▶ **Short problem**
Provide the records once more, identical to the original.

▶ **Entries supplied**
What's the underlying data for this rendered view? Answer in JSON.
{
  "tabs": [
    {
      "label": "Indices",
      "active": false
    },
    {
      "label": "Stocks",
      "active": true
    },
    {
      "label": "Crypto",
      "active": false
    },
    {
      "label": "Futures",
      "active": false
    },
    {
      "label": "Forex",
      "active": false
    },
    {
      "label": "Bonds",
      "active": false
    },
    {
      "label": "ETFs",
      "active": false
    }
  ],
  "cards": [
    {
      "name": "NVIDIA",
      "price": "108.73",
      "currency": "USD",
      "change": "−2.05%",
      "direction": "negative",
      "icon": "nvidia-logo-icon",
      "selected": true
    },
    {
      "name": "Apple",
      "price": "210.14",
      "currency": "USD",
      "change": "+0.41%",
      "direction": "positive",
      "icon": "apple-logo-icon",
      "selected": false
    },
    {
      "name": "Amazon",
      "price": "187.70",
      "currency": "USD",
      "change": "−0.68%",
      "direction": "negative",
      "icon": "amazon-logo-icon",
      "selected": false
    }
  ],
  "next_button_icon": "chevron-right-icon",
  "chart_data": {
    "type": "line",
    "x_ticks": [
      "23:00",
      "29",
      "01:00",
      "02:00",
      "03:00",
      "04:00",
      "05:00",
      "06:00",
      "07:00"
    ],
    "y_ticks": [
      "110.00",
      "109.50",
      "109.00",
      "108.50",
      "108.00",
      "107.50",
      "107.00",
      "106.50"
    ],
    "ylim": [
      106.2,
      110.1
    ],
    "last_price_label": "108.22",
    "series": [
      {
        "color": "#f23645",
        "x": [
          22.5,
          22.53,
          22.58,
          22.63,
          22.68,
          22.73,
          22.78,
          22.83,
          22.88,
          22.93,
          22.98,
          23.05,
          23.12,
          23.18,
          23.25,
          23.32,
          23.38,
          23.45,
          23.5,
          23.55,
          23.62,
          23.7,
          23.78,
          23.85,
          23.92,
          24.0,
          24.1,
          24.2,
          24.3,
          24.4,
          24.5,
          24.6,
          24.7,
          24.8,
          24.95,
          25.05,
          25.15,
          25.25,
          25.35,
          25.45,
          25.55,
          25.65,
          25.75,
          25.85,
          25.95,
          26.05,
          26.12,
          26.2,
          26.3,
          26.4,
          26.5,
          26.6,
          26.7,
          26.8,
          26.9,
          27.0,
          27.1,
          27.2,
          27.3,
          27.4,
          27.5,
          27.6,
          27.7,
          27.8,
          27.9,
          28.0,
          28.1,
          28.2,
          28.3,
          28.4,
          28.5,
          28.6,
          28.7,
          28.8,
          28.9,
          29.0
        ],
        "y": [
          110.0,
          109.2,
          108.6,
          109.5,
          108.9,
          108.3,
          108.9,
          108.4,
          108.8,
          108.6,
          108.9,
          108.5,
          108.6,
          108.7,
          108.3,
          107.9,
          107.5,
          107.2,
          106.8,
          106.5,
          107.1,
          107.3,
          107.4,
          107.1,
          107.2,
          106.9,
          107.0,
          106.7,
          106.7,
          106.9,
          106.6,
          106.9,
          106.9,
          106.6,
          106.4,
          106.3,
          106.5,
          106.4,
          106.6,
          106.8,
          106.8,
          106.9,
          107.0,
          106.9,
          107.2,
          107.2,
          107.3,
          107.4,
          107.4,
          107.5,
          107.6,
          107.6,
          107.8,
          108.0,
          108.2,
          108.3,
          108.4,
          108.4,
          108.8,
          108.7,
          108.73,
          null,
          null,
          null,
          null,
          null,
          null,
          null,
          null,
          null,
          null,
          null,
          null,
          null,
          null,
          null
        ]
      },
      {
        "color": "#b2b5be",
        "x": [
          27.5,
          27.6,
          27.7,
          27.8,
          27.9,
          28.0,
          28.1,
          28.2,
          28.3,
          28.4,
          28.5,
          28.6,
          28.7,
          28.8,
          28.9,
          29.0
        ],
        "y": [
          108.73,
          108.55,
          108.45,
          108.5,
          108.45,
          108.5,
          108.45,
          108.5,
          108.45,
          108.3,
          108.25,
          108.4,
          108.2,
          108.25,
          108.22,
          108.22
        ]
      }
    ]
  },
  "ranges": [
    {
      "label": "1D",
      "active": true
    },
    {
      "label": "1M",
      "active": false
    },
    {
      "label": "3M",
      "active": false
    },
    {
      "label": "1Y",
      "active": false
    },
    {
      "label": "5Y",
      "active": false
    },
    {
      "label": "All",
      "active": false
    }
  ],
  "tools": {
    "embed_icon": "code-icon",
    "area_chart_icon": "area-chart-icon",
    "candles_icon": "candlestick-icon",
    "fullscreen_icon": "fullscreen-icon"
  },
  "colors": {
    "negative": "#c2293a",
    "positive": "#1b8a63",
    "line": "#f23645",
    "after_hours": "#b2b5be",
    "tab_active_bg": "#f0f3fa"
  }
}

▶ **Finished exercise**
What's the underlying data for this rendered view? Answer in JSON.
{
  "tabs": [
    {
      "label": "Indices",
      "active": false
    },
    {
      "label": "Stocks",
      "active": true
    },
    {
      "label": "Crypto",
      "active": false
    },
    {
      "label": "Futures",
      "active": false
    },
    {
      "label": "Forex",
      "active": false
    },
    {
      "label": "Bonds",
      "active": false
    },
    {
      "label": "ETFs",
      "active": false
    }
  ],
  "cards": [
    {
      "name": "NVIDIA",
      "price": "108.73",
      "currency": "USD",
      "change": "−2.05%",
      "direction": "negative",
      "icon": "nvidia-logo-icon",
      "selected": true
    },
    {
      "name": "Apple",
      "price": "210.14",
      "currency": "USD",
      "change": "+0.41%",
      "direction": "positive",
      "icon": "apple-logo-icon",
      "selected": false
    },
    {
      "name": "Amazon",
      "price": "187.70",
      "currency": "USD",
      "change": "−0.68%",
      "direction": "negative",
      "icon": "amazon-logo-icon",
      "selected": false
    }
  ],
  "next_button_icon": "chevron-right-icon",
  "chart_data": {
    "type": "line",
    "x_ticks": [
      "23:00",
      "29",
      "01:00",
      "02:00",
      "03:00",
      "04:00",
      "05:00",
      "06:00",
      "07:00"
    ],
    "y_ticks": [
      "110.00",
      "109.50",
      "109.00",
      "108.50",
      "108.00",
      "107.50",
      "107.00",
      "106.50"
    ],
    "ylim": [
      106.2,
      110.1
    ],
    "last_price_label": "108.22",
    "series": [
      {
        "color": "#f23645",
        "x": [
          22.5,
          22.53,
          22.58,
          22.63,
          22.68,
          22.73,
          22.78,
          22.83,
          22.88,
          22.93,
          22.98,
          23.05,
          23.12,
          23.18,
          23.25,
          23.32,
          23.38,
          23.45,
          23.5,
          23.55,
          23.62,
          23.7,
          23.78,
          23.85,
          23.92,
          24.0,
          24.1,
          24.2,
          24.3,
          24.4,
          24.5,
          24.6,
          24.7,
          24.8,
          24.95,
          25.05,
          25.15,
          25.25,
          25.35,
          25.45,
          25.55,
          25.65,
          25.75,
          25.85,
          25.95,
          26.05,
          26.12,
          26.2,
          26.3,
          26.4,
          26.5,
          26.6,
          26.7,
          26.8,
          26.9,
          27.0,
          27.1,
          27.2,
          27.3,
          27.4,
          27.5,
          27.6,
          27.7,
          27.8,
          27.9,
          28.0,
          28.1,
          28.2,
          28.3,
          28.4,
          28.5,
          28.6,
          28.7,
          28.8,
          28.9,
          29.0
        ],
        "y": [
          110.0,
          109.2,
          108.6,
          109.5,
          108.9,
          108.3,
          108.9,
          108.4,
          108.8,
          108.6,
          108.9,
          108.5,
          108.6,
          108.7,
          108.3,
          107.9,
          107.5,
          107.2,
          106.8,
          106.5,
          107.1,
          107.3,
          107.4,
          107.1,
          107.2,
          106.9,
          107.0,
          106.7,
          106.7,
          106.9,
          106.6,
          106.9,
          106.9,
          106.6,
          106.4,
          106.3,
          106.5,
          106.4,
          106.6,
          106.8,
          106.8,
          106.9,
          107.0,
          106.9,
          107.2,
          107.2,
          107.3,
          107.4,
          107.4,
          107.5,
          107.6,
          107.6,
          107.8,
          108.0,
          108.2,
          108.3,
          108.4,
          108.4,
          108.8,
          108.7,
          108.73,
          null,
          null,
          null,
          null,
          null,
          null,
          null,
          null,
          null,
          null,
          null,
          null,
          null,
          null,
          null
        ]
      },
      {
        "color": "#b2b5be",
        "x": [
          27.5,
          27.6,
          27.7,
          27.8,
          27.9,
          28.0,
          28.1,
          28.2,
          28.3,
          28.4,
          28.5,
          28.6,
          28.7,
          28.8,
          28.9,
          29.0
        ],
        "y": [
          108.73,
          108.55,
          108.45,
          108.5,
          108.45,
          108.5,
          108.45,
          108.5,
          108.45,
          108.3,
          108.25,
          108.4,
          108.2,
          108.25,
          108.22,
          108.22
        ]
      }
    ]
  },
  "ranges": [
    {
      "label": "1D",
      "active": true
    },
    {
      "label": "1M",
      "active": false
    },
    {
      "label": "3M",
      "active": false
    },
    {
      "label": "1Y",
      "active": false
    },
    {
      "label": "5Y",
      "active": false
    },
    {
      "label": "All",
      "active": false
    }
  ],
  "tools": {
    "embed_icon": "code-icon",
    "area_chart_icon": "area-chart-icon",
    "candles_icon": "candlestick-icon",
    "fullscreen_icon": "fullscreen-icon"
  },
  "colors": {
    "negative": "#c2293a",
    "positive": "#1b8a63",
    "line": "#f23645",
    "after_hours": "#b2b5be",
    "tab_active_bg": "#f0f3fa"
  }
}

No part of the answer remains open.